▶ **PROBLEM TO SOLVE**:
Every line below is to be copied exactly, with the pictures left out.

▶ **PROVIDED DATA**:

********************

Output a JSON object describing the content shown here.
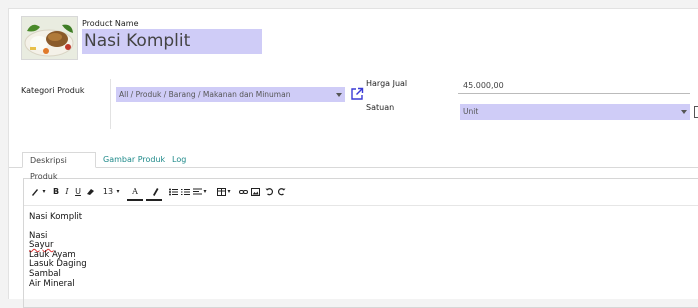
{
  "product": {
    "name_label": "Product Name",
    "name_value": "Nasi Komplit"
  },
  "fields": {
    "category_label": "Kategori Produk",
    "category_value": "All / Produk / Barang / Makanan dan Minuman",
    "price_label": "Harga Jual",
    "price_value": "45.000,00",
    "unit_label": "Satuan",
    "unit_value": "Unit"
  },
  "tabs": [
    {
      "label": "Deskripsi Produk",
      "active": true
    },
    {
      "label": "Gambar Produk",
      "active": false
    },
    {
      "label": "Log",
      "active": false
    }
  ],
  "toolbar": {
    "font_size": "13"
  },
  "description": {
    "title": "Nasi Komplit",
    "items": [
      "Nasi",
      "Sayur",
      "Lauk Ayam",
      "Lasuk Daging",
      "Sambal",
      "Air Mineral"
    ]
  },
  "colors": {
    "field_bg": "#cfccf7",
    "link": "#1f8a8a",
    "external_link_icon": "#3b3bd6"
  }
}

********************

▶ **SOLUTION TO THE PROBLEM**:
Output a JSON object describing the content shown here.
{
  "product": {
    "name_label": "Product Name",
    "name_value": "Nasi Komplit"
  },
  "fields": {
    "category_label": "Kategori Produk",
    "category_value": "All / Produk / Barang / Makanan dan Minuman",
    "price_label": "Harga Jual",
    "price_value": "45.000,00",
    "unit_label": "Satuan",
    "unit_value": "Unit"
  },
  "tabs": [
    {
      "label": "Deskripsi Produk",
      "active": true
    },
    {
      "label": "Gambar Produk",
      "active": false
    },
    {
      "label": "Log",
      "active": false
    }
  ],
  "toolbar": {
    "font_size": "13"
  },
  "description": {
    "title": "Nasi Komplit",
    "items": [
      "Nasi",
      "Sayur",
      "Lauk Ayam",
      "Lasuk Daging",
      "Sambal",
      "Air Mineral"
    ]
  },
  "colors": {
    "field_bg": "#cfccf7",
    "link": "#1f8a8a",
    "external_link_icon": "#3b3bd6"
  }
}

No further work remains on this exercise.